----- RECORDS FOR THE TASK

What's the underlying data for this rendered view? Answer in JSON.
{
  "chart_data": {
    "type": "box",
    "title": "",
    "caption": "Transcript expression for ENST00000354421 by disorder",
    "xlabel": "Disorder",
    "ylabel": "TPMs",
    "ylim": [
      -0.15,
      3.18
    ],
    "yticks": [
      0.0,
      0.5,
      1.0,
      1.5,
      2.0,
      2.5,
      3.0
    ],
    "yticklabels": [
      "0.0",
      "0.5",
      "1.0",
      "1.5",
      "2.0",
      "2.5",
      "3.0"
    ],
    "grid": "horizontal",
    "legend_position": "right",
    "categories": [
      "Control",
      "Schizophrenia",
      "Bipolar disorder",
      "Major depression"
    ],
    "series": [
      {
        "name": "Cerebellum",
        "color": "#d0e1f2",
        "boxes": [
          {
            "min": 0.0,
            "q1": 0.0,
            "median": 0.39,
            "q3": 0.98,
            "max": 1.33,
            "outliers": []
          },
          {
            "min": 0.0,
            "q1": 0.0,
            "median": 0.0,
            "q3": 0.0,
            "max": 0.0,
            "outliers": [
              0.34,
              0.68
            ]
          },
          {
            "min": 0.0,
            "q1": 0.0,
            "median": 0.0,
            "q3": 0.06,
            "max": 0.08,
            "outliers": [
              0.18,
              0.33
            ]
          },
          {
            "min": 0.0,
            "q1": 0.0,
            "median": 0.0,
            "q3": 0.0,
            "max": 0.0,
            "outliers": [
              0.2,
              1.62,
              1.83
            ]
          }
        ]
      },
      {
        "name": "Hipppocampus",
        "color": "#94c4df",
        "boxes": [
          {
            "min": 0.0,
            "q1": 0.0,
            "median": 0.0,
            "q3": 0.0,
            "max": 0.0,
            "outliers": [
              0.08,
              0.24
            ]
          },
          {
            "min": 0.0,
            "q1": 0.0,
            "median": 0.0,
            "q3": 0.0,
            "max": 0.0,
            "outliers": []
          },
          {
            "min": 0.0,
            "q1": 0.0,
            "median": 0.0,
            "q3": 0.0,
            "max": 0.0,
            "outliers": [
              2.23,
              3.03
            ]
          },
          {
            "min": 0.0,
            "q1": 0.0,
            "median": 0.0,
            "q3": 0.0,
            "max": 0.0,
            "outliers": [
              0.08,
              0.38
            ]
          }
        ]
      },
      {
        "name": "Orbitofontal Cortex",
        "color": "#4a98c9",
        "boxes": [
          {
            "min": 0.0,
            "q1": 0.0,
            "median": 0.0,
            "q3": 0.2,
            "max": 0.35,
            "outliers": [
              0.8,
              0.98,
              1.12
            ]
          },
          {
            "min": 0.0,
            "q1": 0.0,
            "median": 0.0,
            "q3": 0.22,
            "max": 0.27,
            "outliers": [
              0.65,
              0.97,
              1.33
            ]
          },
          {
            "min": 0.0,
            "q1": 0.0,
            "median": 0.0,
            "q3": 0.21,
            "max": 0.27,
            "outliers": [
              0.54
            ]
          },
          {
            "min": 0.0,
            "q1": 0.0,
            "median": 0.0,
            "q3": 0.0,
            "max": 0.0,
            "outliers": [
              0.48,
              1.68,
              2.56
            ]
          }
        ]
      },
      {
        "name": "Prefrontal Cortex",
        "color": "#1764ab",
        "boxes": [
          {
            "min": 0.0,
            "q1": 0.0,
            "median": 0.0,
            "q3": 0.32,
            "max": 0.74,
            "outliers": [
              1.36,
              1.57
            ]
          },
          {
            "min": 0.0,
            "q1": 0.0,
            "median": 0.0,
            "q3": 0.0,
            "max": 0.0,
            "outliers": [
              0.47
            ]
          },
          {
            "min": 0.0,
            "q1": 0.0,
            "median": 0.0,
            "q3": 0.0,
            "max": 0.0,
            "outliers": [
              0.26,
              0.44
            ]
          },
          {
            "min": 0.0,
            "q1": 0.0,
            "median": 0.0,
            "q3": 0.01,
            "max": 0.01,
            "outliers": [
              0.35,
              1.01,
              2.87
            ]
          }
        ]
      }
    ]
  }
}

----------

TASK GOAL ▸
Repeat the data above, word for word.

SOLUTION ▸
What's the underlying data for this rendered view? Answer in JSON.
{
  "chart_data": {
    "type": "box",
    "title": "",
    "caption": "Transcript expression for ENST00000354421 by disorder",
    "xlabel": "Disorder",
    "ylabel": "TPMs",
    "ylim": [
      -0.15,
      3.18
    ],
    "yticks": [
      0.0,
      0.5,
      1.0,
      1.5,
      2.0,
      2.5,
      3.0
    ],
    "yticklabels": [
      "0.0",
      "0.5",
      "1.0",
      "1.5",
      "2.0",
      "2.5",
      "3.0"
    ],
    "grid": "horizontal",
    "legend_position": "right",
    "categories": [
      "Control",
      "Schizophrenia",
      "Bipolar disorder",
      "Major depression"
    ],
    "series": [
      {
        "name": "Cerebellum",
        "color": "#d0e1f2",
        "boxes": [
          {
            "min": 0.0,
            "q1": 0.0,
            "median": 0.39,
            "q3": 0.98,
            "max": 1.33,
            "outliers": []
          },
          {
            "min": 0.0,
            "q1": 0.0,
            "median": 0.0,
            "q3": 0.0,
            "max": 0.0,
            "outliers": [
              0.34,
              0.68
            ]
          },
          {
            "min": 0.0,
            "q1": 0.0,
            "median": 0.0,
            "q3": 0.06,
            "max": 0.08,
            "outliers": [
              0.18,
              0.33
            ]
          },
          {
            "min": 0.0,
            "q1": 0.0,
            "median": 0.0,
            "q3": 0.0,
            "max": 0.0,
            "outliers": [
              0.2,
              1.62,
              1.83
            ]
          }
        ]
      },
      {
        "name": "Hipppocampus",
        "color": "#94c4df",
        "boxes": [
          {
            "min": 0.0,
            "q1": 0.0,
            "median": 0.0,
            "q3": 0.0,
            "max": 0.0,
            "outliers": [
              0.08,
              0.24
            ]
          },
          {
            "min": 0.0,
            "q1": 0.0,
            "median": 0.0,
            "q3": 0.0,
            "max": 0.0,
            "outliers": []
          },
          {
            "min": 0.0,
            "q1": 0.0,
            "median": 0.0,
            "q3": 0.0,
            "max": 0.0,
            "outliers": [
              2.23,
              3.03
            ]
          },
          {
            "min": 0.0,
            "q1": 0.0,
            "median": 0.0,
            "q3": 0.0,
            "max": 0.0,
            "outliers": [
              0.08,
              0.38
            ]
          }
        ]
      },
      {
        "name": "Orbitofontal Cortex",
        "color": "#4a98c9",
        "boxes": [
          {
            "min": 0.0,
            "q1": 0.0,
            "median": 0.0,
            "q3": 0.2,
            "max": 0.35,
            "outliers": [
              0.8,
              0.98,
              1.12
            ]
          },
          {
            "min": 0.0,
            "q1": 0.0,
            "median": 0.0,
            "q3": 0.22,
            "max": 0.27,
            "outliers": [
              0.65,
              0.97,
              1.33
            ]
          },
          {
            "min": 0.0,
            "q1": 0.0,
            "median": 0.0,
            "q3": 0.21,
            "max": 0.27,
            "outliers": [
              0.54
            ]
          },
          {
            "min": 0.0,
            "q1": 0.0,
            "median": 0.0,
            "q3": 0.0,
            "max": 0.0,
            "outliers": [
              0.48,
              1.68,
              2.56
            ]
          }
        ]
      },
      {
        "name": "Prefrontal Cortex",
        "color": "#1764ab",
        "boxes": [
          {
            "min": 0.0,
            "q1": 0.0,
            "median": 0.0,
            "q3": 0.32,
            "max": 0.74,
            "outliers": [
              1.36,
              1.57
            ]
          },
          {
            "min": 0.0,
            "q1": 0.0,
            "median": 0.0,
            "q3": 0.0,
            "max": 0.0,
            "outliers": [
              0.47
            ]
          },
          {
            "min": 0.0,
            "q1": 0.0,
            "median": 0.0,
            "q3": 0.0,
            "max": 0.0,
            "outliers": [
              0.26,
              0.44
            ]
          },
          {
            "min": 0.0,
            "q1": 0.0,
            "median": 0.0,
            "q3": 0.01,
            "max": 0.01,
            "outliers": [
              0.35,
              1.01,
              2.87
            ]
          }
        ]
      }
    ]
  }
}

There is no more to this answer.